— BEGIN Data rows —

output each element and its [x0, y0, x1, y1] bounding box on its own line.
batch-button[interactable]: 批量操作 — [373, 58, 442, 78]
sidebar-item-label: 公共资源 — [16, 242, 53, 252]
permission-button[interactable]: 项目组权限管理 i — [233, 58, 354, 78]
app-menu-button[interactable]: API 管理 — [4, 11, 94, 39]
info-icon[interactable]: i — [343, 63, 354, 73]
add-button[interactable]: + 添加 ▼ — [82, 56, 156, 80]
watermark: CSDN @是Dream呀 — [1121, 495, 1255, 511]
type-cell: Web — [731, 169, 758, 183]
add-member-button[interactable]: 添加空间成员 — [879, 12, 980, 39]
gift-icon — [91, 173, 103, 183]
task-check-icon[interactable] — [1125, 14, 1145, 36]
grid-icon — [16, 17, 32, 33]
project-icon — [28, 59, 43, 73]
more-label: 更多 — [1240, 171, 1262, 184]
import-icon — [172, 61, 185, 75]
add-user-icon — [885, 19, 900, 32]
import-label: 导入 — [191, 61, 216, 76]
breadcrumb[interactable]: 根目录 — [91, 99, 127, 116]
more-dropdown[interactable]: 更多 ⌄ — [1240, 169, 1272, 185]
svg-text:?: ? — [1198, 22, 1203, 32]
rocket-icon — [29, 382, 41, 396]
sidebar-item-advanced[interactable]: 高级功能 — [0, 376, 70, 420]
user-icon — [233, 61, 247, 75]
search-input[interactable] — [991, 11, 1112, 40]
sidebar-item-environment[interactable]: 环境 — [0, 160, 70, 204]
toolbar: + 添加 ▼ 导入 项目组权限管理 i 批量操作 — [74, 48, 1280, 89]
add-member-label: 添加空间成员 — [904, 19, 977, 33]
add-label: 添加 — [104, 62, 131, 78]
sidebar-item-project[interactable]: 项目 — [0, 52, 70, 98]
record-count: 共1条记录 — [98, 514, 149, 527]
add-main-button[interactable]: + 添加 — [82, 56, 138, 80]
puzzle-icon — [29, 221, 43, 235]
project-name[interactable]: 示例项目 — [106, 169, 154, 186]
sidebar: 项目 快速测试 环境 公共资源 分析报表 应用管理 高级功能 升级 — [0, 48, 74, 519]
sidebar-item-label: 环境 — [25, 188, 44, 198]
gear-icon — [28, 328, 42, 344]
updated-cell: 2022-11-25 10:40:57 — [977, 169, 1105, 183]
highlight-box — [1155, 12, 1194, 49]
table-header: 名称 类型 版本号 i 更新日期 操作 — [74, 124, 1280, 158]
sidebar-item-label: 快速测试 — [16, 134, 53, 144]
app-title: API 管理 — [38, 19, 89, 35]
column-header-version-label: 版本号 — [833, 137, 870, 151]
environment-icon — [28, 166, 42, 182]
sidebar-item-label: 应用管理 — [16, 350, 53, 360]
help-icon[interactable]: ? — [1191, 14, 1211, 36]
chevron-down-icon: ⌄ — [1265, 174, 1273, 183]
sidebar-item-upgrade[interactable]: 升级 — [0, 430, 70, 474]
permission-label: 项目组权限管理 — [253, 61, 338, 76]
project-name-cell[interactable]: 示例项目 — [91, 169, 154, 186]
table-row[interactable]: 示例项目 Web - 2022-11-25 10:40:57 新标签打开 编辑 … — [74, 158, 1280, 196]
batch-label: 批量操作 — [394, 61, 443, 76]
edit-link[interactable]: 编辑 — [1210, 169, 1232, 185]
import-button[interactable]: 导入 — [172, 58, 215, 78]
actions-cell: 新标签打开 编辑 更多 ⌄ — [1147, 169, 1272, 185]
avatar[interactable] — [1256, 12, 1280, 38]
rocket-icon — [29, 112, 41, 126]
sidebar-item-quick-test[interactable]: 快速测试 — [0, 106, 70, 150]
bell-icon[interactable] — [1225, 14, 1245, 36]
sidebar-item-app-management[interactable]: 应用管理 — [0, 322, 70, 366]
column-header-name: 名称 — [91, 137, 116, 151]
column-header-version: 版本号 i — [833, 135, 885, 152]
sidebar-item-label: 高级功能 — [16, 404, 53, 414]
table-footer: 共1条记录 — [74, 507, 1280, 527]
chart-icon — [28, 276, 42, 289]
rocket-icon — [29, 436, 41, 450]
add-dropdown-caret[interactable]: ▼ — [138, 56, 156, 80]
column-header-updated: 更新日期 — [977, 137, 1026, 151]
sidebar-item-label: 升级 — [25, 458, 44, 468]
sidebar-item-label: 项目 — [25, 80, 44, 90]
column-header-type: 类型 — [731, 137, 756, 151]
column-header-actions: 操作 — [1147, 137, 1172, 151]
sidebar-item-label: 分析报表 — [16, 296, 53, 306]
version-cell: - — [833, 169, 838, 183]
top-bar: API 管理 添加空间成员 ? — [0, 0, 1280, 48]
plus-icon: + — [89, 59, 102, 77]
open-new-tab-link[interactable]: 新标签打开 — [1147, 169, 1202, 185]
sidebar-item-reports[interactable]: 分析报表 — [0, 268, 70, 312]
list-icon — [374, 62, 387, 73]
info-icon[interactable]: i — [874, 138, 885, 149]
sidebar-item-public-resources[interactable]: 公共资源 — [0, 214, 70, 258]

— END Data rows —

--- What you have to do ---
Update the entries above by replacing each occurrence of "rocket-icon" with "launch-icon" and leaving every other part of every line unchanged.

--- Final result ---
output each element and its [x0, y0, x1, y1] bounding box on its own line.
batch-button[interactable]: 批量操作 — [373, 58, 442, 78]
sidebar-item-label: 公共资源 — [16, 242, 53, 252]
permission-button[interactable]: 项目组权限管理 i — [233, 58, 354, 78]
app-menu-button[interactable]: API 管理 — [4, 11, 94, 39]
info-icon[interactable]: i — [343, 63, 354, 73]
add-button[interactable]: + 添加 ▼ — [82, 56, 156, 80]
watermark: CSDN @是Dream呀 — [1121, 495, 1255, 511]
type-cell: Web — [731, 169, 758, 183]
add-member-button[interactable]: 添加空间成员 — [879, 12, 980, 39]
gift-icon — [91, 173, 103, 183]
task-check-icon[interactable] — [1125, 14, 1145, 36]
grid-icon — [16, 17, 32, 33]
project-icon — [28, 59, 43, 73]
more-label: 更多 — [1240, 171, 1262, 184]
import-icon — [172, 61, 185, 75]
add-user-icon — [885, 19, 900, 32]
import-label: 导入 — [191, 61, 216, 76]
breadcrumb[interactable]: 根目录 — [91, 99, 127, 116]
more-dropdown[interactable]: 更多 ⌄ — [1240, 169, 1272, 185]
svg-text:?: ? — [1198, 22, 1203, 32]
launch-icon — [29, 382, 41, 396]
sidebar-item-advanced[interactable]: 高级功能 — [0, 376, 70, 420]
user-icon — [233, 61, 247, 75]
search-input[interactable] — [991, 11, 1112, 40]
sidebar-item-environment[interactable]: 环境 — [0, 160, 70, 204]
toolbar: + 添加 ▼ 导入 项目组权限管理 i 批量操作 — [74, 48, 1280, 89]
add-member-label: 添加空间成员 — [904, 19, 977, 33]
add-label: 添加 — [104, 62, 131, 78]
sidebar-item-project[interactable]: 项目 — [0, 52, 70, 98]
record-count: 共1条记录 — [98, 514, 149, 527]
add-main-button[interactable]: + 添加 — [82, 56, 138, 80]
puzzle-icon — [29, 221, 43, 235]
project-name[interactable]: 示例项目 — [106, 169, 154, 186]
sidebar: 项目 快速测试 环境 公共资源 分析报表 应用管理 高级功能 升级 — [0, 48, 74, 519]
sidebar-item-label: 环境 — [25, 188, 44, 198]
gear-icon — [28, 328, 42, 344]
updated-cell: 2022-11-25 10:40:57 — [977, 169, 1105, 183]
highlight-box — [1155, 12, 1194, 49]
table-header: 名称 类型 版本号 i 更新日期 操作 — [74, 124, 1280, 158]
sidebar-item-label: 快速测试 — [16, 134, 53, 144]
app-title: API 管理 — [38, 19, 89, 35]
column-header-version-label: 版本号 — [833, 137, 870, 151]
environment-icon — [28, 166, 42, 182]
sidebar-item-label: 应用管理 — [16, 350, 53, 360]
help-icon[interactable]: ? — [1191, 14, 1211, 36]
chevron-down-icon: ⌄ — [1265, 174, 1273, 183]
sidebar-item-upgrade[interactable]: 升级 — [0, 430, 70, 474]
permission-label: 项目组权限管理 — [253, 61, 338, 76]
project-name-cell[interactable]: 示例项目 — [91, 169, 154, 186]
table-row[interactable]: 示例项目 Web - 2022-11-25 10:40:57 新标签打开 编辑 … — [74, 158, 1280, 196]
batch-label: 批量操作 — [394, 61, 443, 76]
edit-link[interactable]: 编辑 — [1210, 169, 1232, 185]
import-button[interactable]: 导入 — [172, 58, 215, 78]
actions-cell: 新标签打开 编辑 更多 ⌄ — [1147, 169, 1272, 185]
avatar[interactable] — [1256, 12, 1280, 38]
launch-icon — [29, 112, 41, 126]
sidebar-item-quick-test[interactable]: 快速测试 — [0, 106, 70, 150]
bell-icon[interactable] — [1225, 14, 1245, 36]
sidebar-item-app-management[interactable]: 应用管理 — [0, 322, 70, 366]
column-header-name: 名称 — [91, 137, 116, 151]
column-header-version: 版本号 i — [833, 135, 885, 152]
sidebar-item-label: 高级功能 — [16, 404, 53, 414]
table-footer: 共1条记录 — [74, 507, 1280, 527]
chart-icon — [28, 276, 42, 289]
launch-icon — [29, 436, 41, 450]
add-dropdown-caret[interactable]: ▼ — [138, 56, 156, 80]
column-header-updated: 更新日期 — [977, 137, 1026, 151]
sidebar-item-label: 升级 — [25, 458, 44, 468]
sidebar-item-label: 项目 — [25, 80, 44, 90]
column-header-type: 类型 — [731, 137, 756, 151]
column-header-actions: 操作 — [1147, 137, 1172, 151]
sidebar-item-label: 分析报表 — [16, 296, 53, 306]
version-cell: - — [833, 169, 838, 183]
top-bar: API 管理 添加空间成员 ? — [0, 0, 1280, 48]
plus-icon: + — [89, 59, 102, 77]
open-new-tab-link[interactable]: 新标签打开 — [1147, 169, 1202, 185]
sidebar-item-reports[interactable]: 分析报表 — [0, 268, 70, 312]
list-icon — [374, 62, 387, 73]
info-icon[interactable]: i — [874, 138, 885, 149]
sidebar-item-public-resources[interactable]: 公共资源 — [0, 214, 70, 258]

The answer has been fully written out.